• _EXTRAIT À LIRE_

┄┄┄┄┄┄┄┄┄┄┄┄┄┄┄┄┄┄┄┄

Le ministère des Affaires étrangères, de la Coopération internationale et des Égyptiens de l’étranger, dans la Nouvelle Capitale administrative, a accueilli une session de consultations entre l’Égypte et l’Union européenne consacrée aux questions multilatérales. Les discussions ont été coprésidées par l’ambassadeur Amr El Cherbiny, ministre adjoint des Affaires étrangères chargé des Affaires multilatérales et de la Sécurité internationale, et l’ambassadeur Martin Bell Hermann, directeur général des Relations multilatérales, des Droits de l’homme et de la Démocratie, ainsi que directeur politique adjoint du Service européen pour l’action extérieure (SEAE/EEAS).
Les consultations ont porté sur plusieurs dossiers examinés dans le cadre des Nations unies et d’autres organisations internationales, notamment les initiatives relatives à la réforme de l’ONU, à la réforme et à l’élargissement du Conseil de sécurité, ainsi qu’aux questions du désarmement.
Les deux parties ont également évoqué l’évolution des opérations de maintien de la paix des Nations unies et des efforts de consolidation de la paix. Les participants ont salué le rôle de l’Égypte dans la facilitation du processus d’examen global de l’Architecture des Nations unies pour la consolidation de la paix en 2025, qui a abouti à l’adoption de la résolution conjointe du Conseil de sécurité et de l’Assemblée générale sur cette révision.
Les échanges ont en outre porté sur les dossiers liés à l’UNESCO. La partie européenne a renouvelé ses félicitations à l’Égypte pour l’élection du Dr Khaled El-Anany au poste de Directeur général de l’Organisation, tout en soulignant l’importance de poursuivre la coordination afin de renforcer le rôle de l’UNESCO dans la préservation du patrimoine de l’humanité.
Les consultations ont mis en évidence une convergence de vues entre les deux parties quant au rôle central des Nations unies dans le système multilatéral, en particulier pour le maintien de la paix et de la sécurité internationales ainsi que pour le soutien au développement. Elles ont également insisté sur la nécessité de préserver le caractère intergouvernemental de l’Organisation, fondé sur l’appropriation par les États membres de l’ensemble des initiatives et des processus décisionnels.
À l’issue de la réunion, les deux parties sont convenues d’institutionnaliser ces consultations sur les questions multilatérales et de poursuivre leur coordination dans ce domaine.

┄┄┄┄┄┄┄┄┄┄┄┄┄┄┄┄┄┄┄┄

• _CONSIGNES DE TRAVAIL_
**1.** Ces affirmations concordent-elles avec le texte sur les consultations entre l'Égypte et l'Union européenne ? Répondez par oui ou par non pour chacune, en citant les mots décisifs du texte. (a) La session de consultations s'est tenue dans la Nouvelle Capitale administrative. (b) La partie européenne a félicité l'Égypte pour l'élection du Dr Khaled El-Anany à la tête de l'UNESCO. (c) Les deux parties ont décidé de mettre fin à ces consultations.
**2.** Recopiez fidèlement le passage du texte sur les consultations entre l'Égypte et l'Union européenne qui va de « Le ministère des » jusqu'à « l’action extérieure (SEAE/EEAS). » inclus.

┄┄┄┄┄┄┄┄┄┄┄┄┄┄┄┄┄┄┄┄

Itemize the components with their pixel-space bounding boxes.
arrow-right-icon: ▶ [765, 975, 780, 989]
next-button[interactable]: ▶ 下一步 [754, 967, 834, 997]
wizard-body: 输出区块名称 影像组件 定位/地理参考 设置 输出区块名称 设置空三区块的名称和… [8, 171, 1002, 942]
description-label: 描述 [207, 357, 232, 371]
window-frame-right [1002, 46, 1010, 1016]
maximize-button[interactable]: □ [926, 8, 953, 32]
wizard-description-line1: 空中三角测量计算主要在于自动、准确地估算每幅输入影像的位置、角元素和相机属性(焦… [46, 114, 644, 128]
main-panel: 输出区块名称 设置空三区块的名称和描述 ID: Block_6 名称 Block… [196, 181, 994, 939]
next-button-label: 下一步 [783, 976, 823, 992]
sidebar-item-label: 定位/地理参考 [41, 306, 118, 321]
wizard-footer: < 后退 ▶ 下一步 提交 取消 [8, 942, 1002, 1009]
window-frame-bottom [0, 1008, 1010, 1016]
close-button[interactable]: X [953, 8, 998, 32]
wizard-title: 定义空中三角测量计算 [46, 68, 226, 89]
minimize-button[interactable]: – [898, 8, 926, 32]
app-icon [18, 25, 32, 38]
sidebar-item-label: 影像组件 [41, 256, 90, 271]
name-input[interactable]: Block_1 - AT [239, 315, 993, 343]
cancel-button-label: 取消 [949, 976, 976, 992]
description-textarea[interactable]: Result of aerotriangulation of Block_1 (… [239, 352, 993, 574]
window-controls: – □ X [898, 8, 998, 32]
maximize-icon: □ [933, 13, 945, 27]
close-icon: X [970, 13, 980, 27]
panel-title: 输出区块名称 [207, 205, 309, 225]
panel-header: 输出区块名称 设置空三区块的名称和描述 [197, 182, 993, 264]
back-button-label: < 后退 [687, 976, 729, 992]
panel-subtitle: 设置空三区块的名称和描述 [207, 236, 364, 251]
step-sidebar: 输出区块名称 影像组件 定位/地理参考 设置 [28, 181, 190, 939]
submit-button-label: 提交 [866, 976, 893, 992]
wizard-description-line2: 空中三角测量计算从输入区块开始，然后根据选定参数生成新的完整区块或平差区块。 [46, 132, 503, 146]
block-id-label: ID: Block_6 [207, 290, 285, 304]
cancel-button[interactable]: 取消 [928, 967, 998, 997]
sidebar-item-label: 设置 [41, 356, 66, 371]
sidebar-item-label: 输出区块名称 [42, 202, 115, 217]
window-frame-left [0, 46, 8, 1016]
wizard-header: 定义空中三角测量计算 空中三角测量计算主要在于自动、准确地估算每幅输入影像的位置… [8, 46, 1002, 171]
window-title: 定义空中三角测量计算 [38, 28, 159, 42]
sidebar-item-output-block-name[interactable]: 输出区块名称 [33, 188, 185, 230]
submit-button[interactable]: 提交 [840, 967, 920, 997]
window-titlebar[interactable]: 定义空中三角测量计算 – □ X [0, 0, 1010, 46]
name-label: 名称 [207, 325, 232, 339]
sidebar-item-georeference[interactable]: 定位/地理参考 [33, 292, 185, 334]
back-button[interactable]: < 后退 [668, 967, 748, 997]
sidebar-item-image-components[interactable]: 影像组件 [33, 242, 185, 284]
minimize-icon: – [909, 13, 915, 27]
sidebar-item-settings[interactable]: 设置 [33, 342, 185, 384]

┄┄┄┄┄┄┄┄┄┄┄┄┄┄┄┄┄┄┄┄

• _CORRIGÉ DE L'EXERCICE_
**1.**
(a) Oui : « dans la Nouvelle Capitale administrative, a accueilli une session de consultations »
(b) Oui : « La partie européenne a renouvelé ses félicitations à l’Égypte pour l’élection du Dr Khaled El-Anany au poste de Directeur général de l’Organisation »
(c) Non : « les deux parties sont convenues d’institutionnaliser ces consultations »

**2.**
Le ministère des Affaires étrangères, de la Coopération internationale et des Égyptiens de l’étranger, dans la Nouvelle Capitale administrative, a accueilli une session de consultations entre l’Égypte et l’Union européenne consacrée aux questions multilatérales. Les discussions ont été coprésidées par l’ambassadeur Amr El Cherbiny, ministre adjoint des Affaires étrangères chargé des Affaires multilatérales et de la Sécurité internationale, et l’ambassadeur Martin Bell Hermann, directeur général des Relations multilatérales, des Droits de l’homme et de la Démocratie, ainsi que directeur politique adjoint du Service européen pour l’action extérieure (SEAE/EEAS).